# start of Records shown

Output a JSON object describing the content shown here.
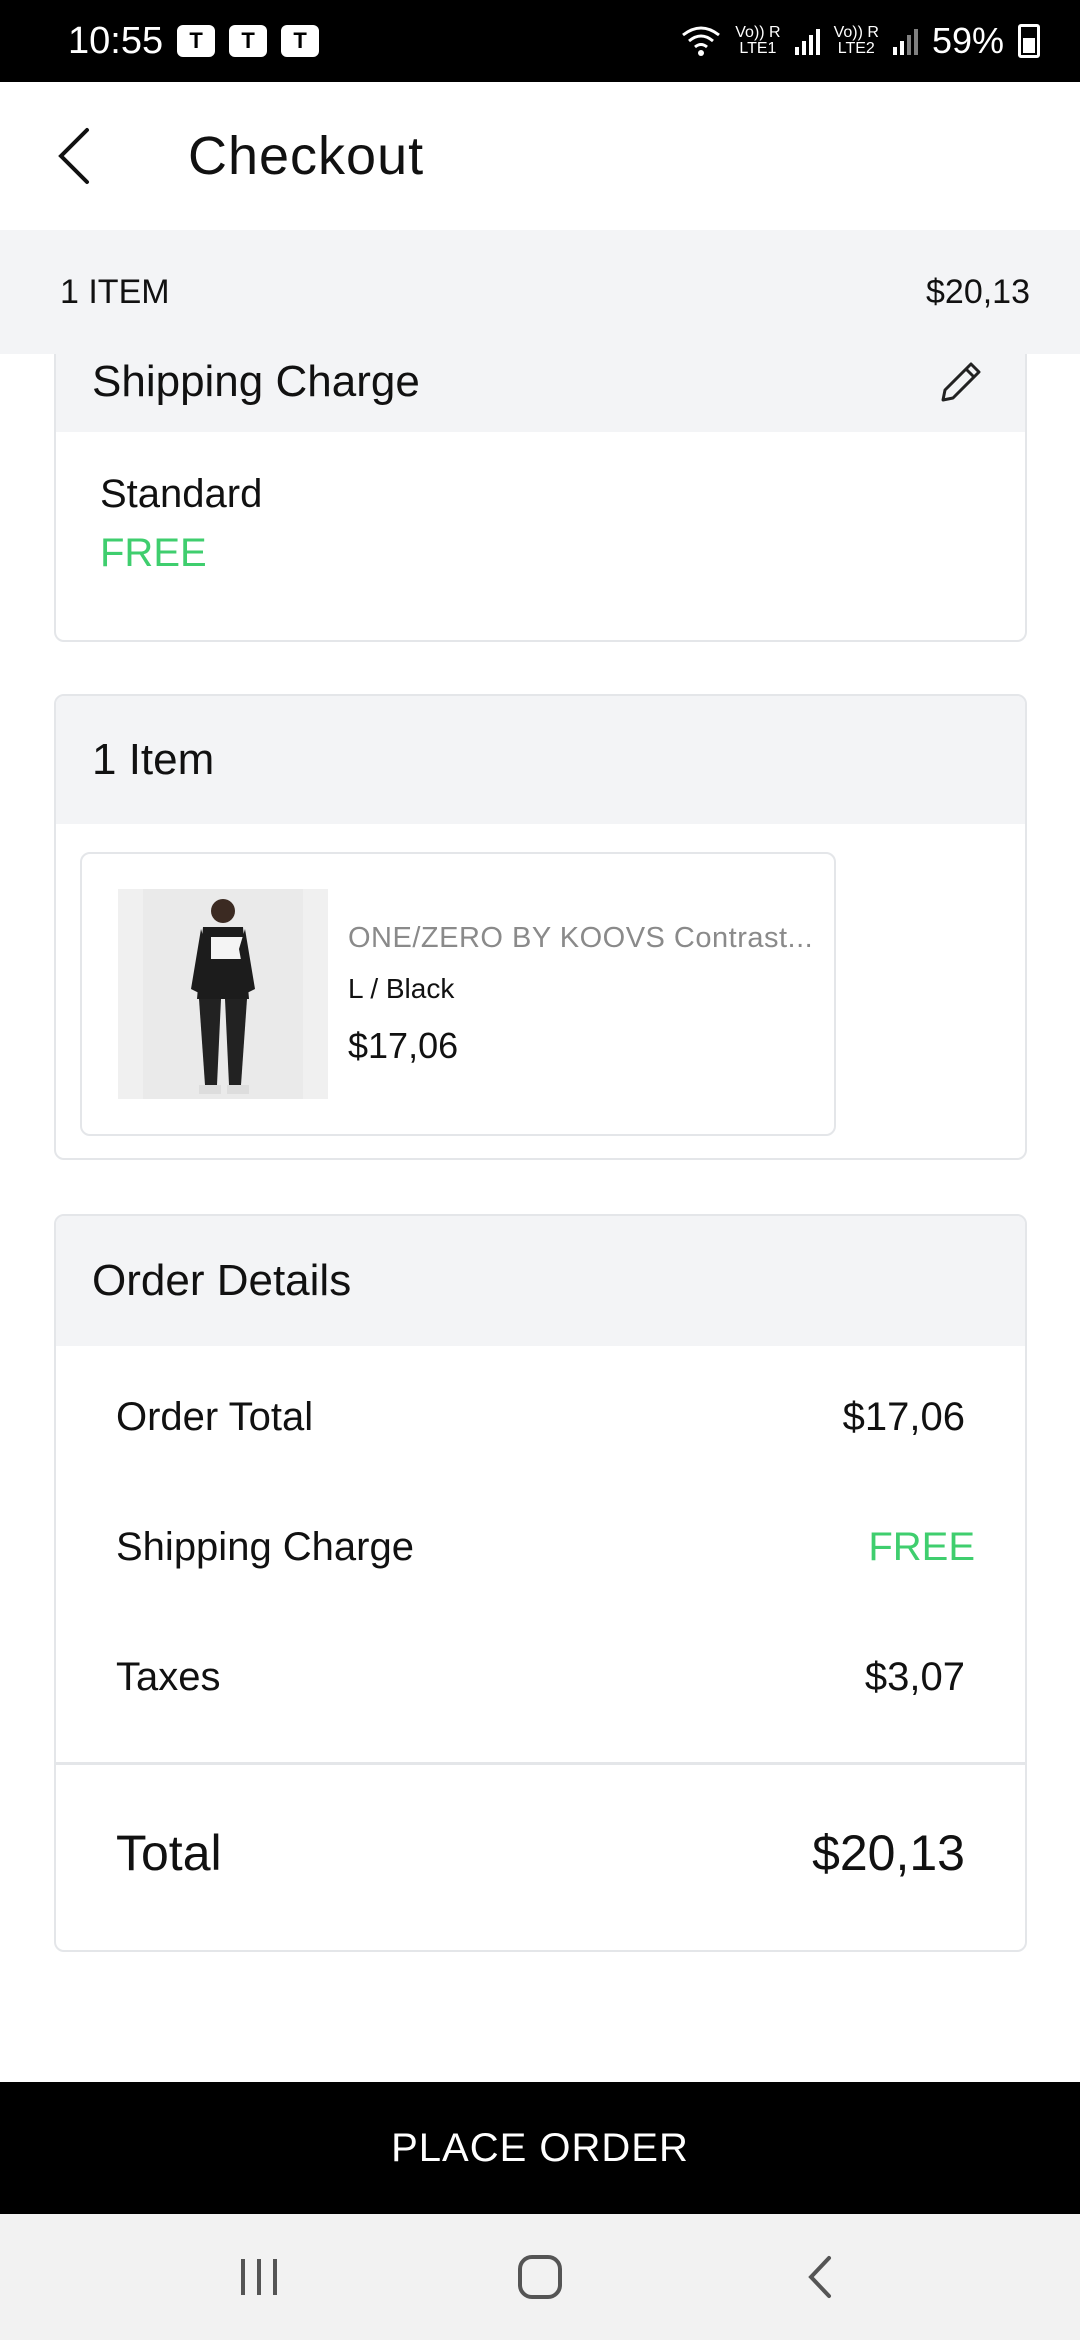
{
  "status_bar": {
    "time": "10:55",
    "network1": "Vo)) R\nLTE1",
    "network2": "Vo)) R\nLTE2",
    "battery": "59%",
    "notification_icons": [
      "teams-icon",
      "teams-icon",
      "teams-icon"
    ]
  },
  "header": {
    "title": "Checkout"
  },
  "summary": {
    "items_label": "1 ITEM",
    "amount": "$20,13"
  },
  "shipping": {
    "title": "Shipping Charge",
    "method": "Standard",
    "price": "FREE"
  },
  "items": {
    "title": "1 Item",
    "list": [
      {
        "name": "ONE/ZERO BY KOOVS Contrast...",
        "variant": "L / Black",
        "price": "$17,06"
      }
    ]
  },
  "order_details": {
    "title": "Order Details",
    "rows": [
      {
        "label": "Order Total",
        "value": "$17,06"
      },
      {
        "label": "Shipping Charge",
        "value": "FREE"
      },
      {
        "label": "Taxes",
        "value": "$3,07"
      }
    ],
    "total_label": "Total",
    "total_value": "$20,13"
  },
  "cta": {
    "label": "PLACE ORDER"
  },
  "colors": {
    "accent_free": "#3fce6e",
    "header_bg": "#f3f4f6",
    "cta_bg": "#000000"
  }
}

# end of Records shown

> Set problem
Repeat the entries exactly and keep the pictures out of the copy.

> Written answer
Output a JSON object describing the content shown here.
{
  "status_bar": {
    "time": "10:55",
    "network1": "Vo)) R\nLTE1",
    "network2": "Vo)) R\nLTE2",
    "battery": "59%",
    "notification_icons": [
      "teams-icon",
      "teams-icon",
      "teams-icon"
    ]
  },
  "header": {
    "title": "Checkout"
  },
  "summary": {
    "items_label": "1 ITEM",
    "amount": "$20,13"
  },
  "shipping": {
    "title": "Shipping Charge",
    "method": "Standard",
    "price": "FREE"
  },
  "items": {
    "title": "1 Item",
    "list": [
      {
        "name": "ONE/ZERO BY KOOVS Contrast...",
        "variant": "L / Black",
        "price": "$17,06"
      }
    ]
  },
  "order_details": {
    "title": "Order Details",
    "rows": [
      {
        "label": "Order Total",
        "value": "$17,06"
      },
      {
        "label": "Shipping Charge",
        "value": "FREE"
      },
      {
        "label": "Taxes",
        "value": "$3,07"
      }
    ],
    "total_label": "Total",
    "total_value": "$20,13"
  },
  "cta": {
    "label": "PLACE ORDER"
  },
  "colors": {
    "accent_free": "#3fce6e",
    "header_bg": "#f3f4f6",
    "cta_bg": "#000000"
  }
}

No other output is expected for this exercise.